▶ **RECORDED INFORMATION**
= = = =

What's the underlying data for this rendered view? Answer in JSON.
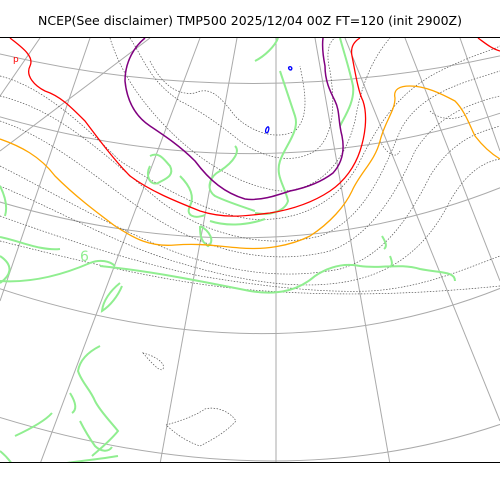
{
  "title": "NCEP(See disclaimer) TMP500 2025/12/04 00Z FT=120 (init 2900Z)",
  "map": {
    "projection": "polar-stereographic",
    "graticule_color": "#aaaaaa",
    "coastline_color": "#90ee90",
    "isotherm_dotted_color": "#555555",
    "contours": [
      {
        "name": "orange-isotherm",
        "color": "#ffa500"
      },
      {
        "name": "red-isotherm",
        "color": "#ff0000"
      },
      {
        "name": "purple-isotherm",
        "color": "#800080"
      },
      {
        "name": "blue-isotherm",
        "color": "#0000ff"
      }
    ],
    "labels": {
      "red_p": "p",
      "green_6": "6"
    }
  }
}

= = = =

Copy out all of the material exactly as written, without its pictures.

What's the underlying data for this rendered view? Answer in JSON.
{
  "title": "NCEP(See disclaimer) TMP500 2025/12/04 00Z FT=120 (init 2900Z)",
  "map": {
    "projection": "polar-stereographic",
    "graticule_color": "#aaaaaa",
    "coastline_color": "#90ee90",
    "isotherm_dotted_color": "#555555",
    "contours": [
      {
        "name": "orange-isotherm",
        "color": "#ffa500"
      },
      {
        "name": "red-isotherm",
        "color": "#ff0000"
      },
      {
        "name": "purple-isotherm",
        "color": "#800080"
      },
      {
        "name": "blue-isotherm",
        "color": "#0000ff"
      }
    ],
    "labels": {
      "red_p": "p",
      "green_6": "6"
    }
  }
}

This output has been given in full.